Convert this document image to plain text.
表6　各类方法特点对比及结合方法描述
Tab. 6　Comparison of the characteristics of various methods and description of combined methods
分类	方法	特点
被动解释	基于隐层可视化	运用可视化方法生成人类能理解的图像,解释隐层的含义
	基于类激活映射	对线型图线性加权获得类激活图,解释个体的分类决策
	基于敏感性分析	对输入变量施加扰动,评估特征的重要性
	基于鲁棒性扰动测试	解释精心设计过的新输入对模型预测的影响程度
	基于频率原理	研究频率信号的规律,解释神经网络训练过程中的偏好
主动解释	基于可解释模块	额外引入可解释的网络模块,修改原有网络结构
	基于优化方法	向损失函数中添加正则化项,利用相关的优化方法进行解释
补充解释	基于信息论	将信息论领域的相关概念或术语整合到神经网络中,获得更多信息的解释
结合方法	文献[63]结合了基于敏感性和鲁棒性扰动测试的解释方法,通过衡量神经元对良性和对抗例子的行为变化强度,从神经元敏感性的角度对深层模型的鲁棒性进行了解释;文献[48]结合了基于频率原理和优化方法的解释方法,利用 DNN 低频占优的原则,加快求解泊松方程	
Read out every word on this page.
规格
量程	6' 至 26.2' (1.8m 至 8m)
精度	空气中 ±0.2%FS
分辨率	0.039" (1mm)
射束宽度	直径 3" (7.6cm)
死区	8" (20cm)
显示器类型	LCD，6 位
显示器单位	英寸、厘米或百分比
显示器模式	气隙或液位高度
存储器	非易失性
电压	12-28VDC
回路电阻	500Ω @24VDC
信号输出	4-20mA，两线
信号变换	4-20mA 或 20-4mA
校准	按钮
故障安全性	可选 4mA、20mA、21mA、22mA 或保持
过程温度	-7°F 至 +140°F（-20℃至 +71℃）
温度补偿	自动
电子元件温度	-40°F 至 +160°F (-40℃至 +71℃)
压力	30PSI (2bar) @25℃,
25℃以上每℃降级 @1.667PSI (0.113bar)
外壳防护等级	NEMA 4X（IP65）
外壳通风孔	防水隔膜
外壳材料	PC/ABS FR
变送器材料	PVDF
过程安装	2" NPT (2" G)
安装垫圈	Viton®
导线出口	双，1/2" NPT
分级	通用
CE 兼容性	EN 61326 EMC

::::::::

**Instructions to follow:**
Your task is to repeat every line exactly.

**Solution to the exercise:**
Convert this document image to plain text.
表6　各类方法特点对比及结合方法描述
Tab. 6　Comparison of the characteristics of various methods and description of combined methods
分类	方法	特点
被动解释	基于隐层可视化	运用可视化方法生成人类能理解的图像,解释隐层的含义
	基于类激活映射	对线型图线性加权获得类激活图,解释个体的分类决策
	基于敏感性分析	对输入变量施加扰动,评估特征的重要性
	基于鲁棒性扰动测试	解释精心设计过的新输入对模型预测的影响程度
	基于频率原理	研究频率信号的规律,解释神经网络训练过程中的偏好
主动解释	基于可解释模块	额外引入可解释的网络模块,修改原有网络结构
	基于优化方法	向损失函数中添加正则化项,利用相关的优化方法进行解释
补充解释	基于信息论	将信息论领域的相关概念或术语整合到神经网络中,获得更多信息的解释
结合方法	文献[63]结合了基于敏感性和鲁棒性扰动测试的解释方法,通过衡量神经元对良性和对抗例子的行为变化强度,从神经元敏感性的角度对深层模型的鲁棒性进行了解释;文献[48]结合了基于频率原理和优化方法的解释方法,利用 DNN 低频占优的原则,加快求解泊松方程	
Read out every word on this page.
规格
量程	6' 至 26.2' (1.8m 至 8m)
精度	空气中 ±0.2%FS
分辨率	0.039" (1mm)
射束宽度	直径 3" (7.6cm)
死区	8" (20cm)
显示器类型	LCD，6 位
显示器单位	英寸、厘米或百分比
显示器模式	气隙或液位高度
存储器	非易失性
电压	12-28VDC
回路电阻	500Ω @24VDC
信号输出	4-20mA，两线
信号变换	4-20mA 或 20-4mA
校准	按钮
故障安全性	可选 4mA、20mA、21mA、22mA 或保持
过程温度	-7°F 至 +140°F（-20℃至 +71℃）
温度补偿	自动
电子元件温度	-40°F 至 +160°F (-40℃至 +71℃)
压力	30PSI (2bar) @25℃,
25℃以上每℃降级 @1.667PSI (0.113bar)
外壳防护等级	NEMA 4X（IP65）
外壳通风孔	防水隔膜
外壳材料	PC/ABS FR
变送器材料	PVDF
过程安装	2" NPT (2" G)
安装垫圈	Viton®
导线出口	双，1/2" NPT
分级	通用
CE 兼容性	EN 61326 EMC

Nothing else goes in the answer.